[Data excerpts start]
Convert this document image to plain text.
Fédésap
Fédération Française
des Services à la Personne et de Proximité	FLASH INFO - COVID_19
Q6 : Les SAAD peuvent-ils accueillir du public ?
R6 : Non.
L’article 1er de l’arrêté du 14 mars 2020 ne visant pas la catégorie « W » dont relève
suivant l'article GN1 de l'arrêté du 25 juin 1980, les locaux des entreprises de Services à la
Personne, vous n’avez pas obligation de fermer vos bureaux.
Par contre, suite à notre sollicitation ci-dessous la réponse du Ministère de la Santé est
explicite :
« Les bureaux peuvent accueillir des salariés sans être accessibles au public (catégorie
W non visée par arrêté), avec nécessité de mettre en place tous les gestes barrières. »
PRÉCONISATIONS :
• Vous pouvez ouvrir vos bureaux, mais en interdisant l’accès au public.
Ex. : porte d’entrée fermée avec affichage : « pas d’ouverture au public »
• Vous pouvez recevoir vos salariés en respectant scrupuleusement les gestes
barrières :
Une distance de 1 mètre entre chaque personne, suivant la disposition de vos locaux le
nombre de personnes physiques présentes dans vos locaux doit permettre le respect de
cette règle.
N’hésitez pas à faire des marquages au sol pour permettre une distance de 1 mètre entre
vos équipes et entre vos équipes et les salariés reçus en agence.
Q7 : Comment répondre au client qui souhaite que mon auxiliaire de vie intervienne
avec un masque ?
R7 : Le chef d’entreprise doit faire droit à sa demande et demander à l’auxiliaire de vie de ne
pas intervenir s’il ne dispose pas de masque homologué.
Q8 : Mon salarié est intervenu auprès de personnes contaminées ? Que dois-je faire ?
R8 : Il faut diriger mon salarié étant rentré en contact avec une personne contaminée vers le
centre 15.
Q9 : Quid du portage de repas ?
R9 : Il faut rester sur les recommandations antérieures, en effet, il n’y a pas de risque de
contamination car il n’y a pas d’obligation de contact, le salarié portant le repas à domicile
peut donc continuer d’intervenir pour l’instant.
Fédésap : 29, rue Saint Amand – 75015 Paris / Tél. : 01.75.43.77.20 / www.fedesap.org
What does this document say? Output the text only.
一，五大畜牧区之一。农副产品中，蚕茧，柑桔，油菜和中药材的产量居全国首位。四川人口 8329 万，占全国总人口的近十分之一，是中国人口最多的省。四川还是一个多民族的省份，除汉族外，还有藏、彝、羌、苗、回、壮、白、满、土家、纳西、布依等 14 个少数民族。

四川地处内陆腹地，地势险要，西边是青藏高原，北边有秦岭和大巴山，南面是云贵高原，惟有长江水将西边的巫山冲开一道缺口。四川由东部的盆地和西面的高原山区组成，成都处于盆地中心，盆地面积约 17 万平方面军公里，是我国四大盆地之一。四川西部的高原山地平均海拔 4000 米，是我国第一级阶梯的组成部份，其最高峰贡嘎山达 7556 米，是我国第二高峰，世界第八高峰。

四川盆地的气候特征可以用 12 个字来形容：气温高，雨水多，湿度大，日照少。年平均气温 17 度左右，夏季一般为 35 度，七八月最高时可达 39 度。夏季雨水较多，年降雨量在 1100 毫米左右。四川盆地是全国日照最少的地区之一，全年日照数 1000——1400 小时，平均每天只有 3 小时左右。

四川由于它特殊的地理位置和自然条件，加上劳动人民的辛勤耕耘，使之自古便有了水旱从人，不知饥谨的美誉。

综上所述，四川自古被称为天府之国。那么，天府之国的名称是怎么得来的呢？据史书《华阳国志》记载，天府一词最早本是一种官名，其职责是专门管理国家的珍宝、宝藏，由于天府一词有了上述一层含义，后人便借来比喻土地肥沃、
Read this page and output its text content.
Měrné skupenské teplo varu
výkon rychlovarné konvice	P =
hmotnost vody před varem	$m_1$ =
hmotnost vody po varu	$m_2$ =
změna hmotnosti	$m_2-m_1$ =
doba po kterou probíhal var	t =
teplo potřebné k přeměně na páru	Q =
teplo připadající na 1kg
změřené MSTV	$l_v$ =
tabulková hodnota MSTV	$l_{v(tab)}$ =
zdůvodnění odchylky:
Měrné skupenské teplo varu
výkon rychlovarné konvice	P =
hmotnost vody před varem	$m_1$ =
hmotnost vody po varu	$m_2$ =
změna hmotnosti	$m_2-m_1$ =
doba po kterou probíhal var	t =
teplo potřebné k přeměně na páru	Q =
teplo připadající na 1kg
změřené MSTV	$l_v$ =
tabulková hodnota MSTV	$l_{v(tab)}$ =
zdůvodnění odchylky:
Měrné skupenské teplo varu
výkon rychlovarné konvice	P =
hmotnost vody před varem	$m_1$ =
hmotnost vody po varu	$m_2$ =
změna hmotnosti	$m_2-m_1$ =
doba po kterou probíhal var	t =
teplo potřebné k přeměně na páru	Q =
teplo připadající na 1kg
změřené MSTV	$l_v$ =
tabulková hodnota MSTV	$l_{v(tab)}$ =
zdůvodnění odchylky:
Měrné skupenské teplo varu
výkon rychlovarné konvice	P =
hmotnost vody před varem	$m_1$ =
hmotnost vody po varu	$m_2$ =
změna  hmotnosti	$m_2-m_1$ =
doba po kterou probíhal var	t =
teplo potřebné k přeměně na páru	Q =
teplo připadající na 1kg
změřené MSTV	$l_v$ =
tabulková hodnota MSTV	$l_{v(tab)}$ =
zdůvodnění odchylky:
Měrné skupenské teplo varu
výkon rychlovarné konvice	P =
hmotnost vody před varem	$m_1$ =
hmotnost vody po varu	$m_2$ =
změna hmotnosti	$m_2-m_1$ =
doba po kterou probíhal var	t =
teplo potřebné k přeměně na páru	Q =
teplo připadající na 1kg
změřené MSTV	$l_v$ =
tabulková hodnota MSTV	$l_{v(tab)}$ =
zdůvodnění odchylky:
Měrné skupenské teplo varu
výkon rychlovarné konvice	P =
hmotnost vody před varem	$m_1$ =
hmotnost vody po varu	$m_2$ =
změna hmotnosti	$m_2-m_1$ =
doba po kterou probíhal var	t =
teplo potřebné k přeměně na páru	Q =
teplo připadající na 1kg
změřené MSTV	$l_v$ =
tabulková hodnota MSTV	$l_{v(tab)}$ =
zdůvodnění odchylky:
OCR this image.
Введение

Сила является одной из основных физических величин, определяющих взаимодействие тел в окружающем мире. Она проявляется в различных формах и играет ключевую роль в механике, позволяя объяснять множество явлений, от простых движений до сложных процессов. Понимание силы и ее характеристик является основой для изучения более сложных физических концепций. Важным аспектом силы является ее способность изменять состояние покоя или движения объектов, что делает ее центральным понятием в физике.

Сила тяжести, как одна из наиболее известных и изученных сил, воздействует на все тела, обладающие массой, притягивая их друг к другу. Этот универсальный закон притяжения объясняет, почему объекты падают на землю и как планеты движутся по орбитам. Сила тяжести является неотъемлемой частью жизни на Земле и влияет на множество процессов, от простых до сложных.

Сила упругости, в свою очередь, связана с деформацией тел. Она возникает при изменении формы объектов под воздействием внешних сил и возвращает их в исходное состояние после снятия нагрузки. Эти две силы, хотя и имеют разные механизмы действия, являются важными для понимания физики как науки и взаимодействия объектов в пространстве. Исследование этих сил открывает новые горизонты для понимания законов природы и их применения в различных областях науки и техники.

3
[Data excerpts end]
• What you should do: Look through the listing and extract every line with "doit" in it.

• Reply to the exercise:
nombre de personnes physiques présentes dans vos locaux doit permettre le respect de
R7 : Le chef d’entreprise doit faire droit à sa demande et demander à l’auxiliaire de vie de ne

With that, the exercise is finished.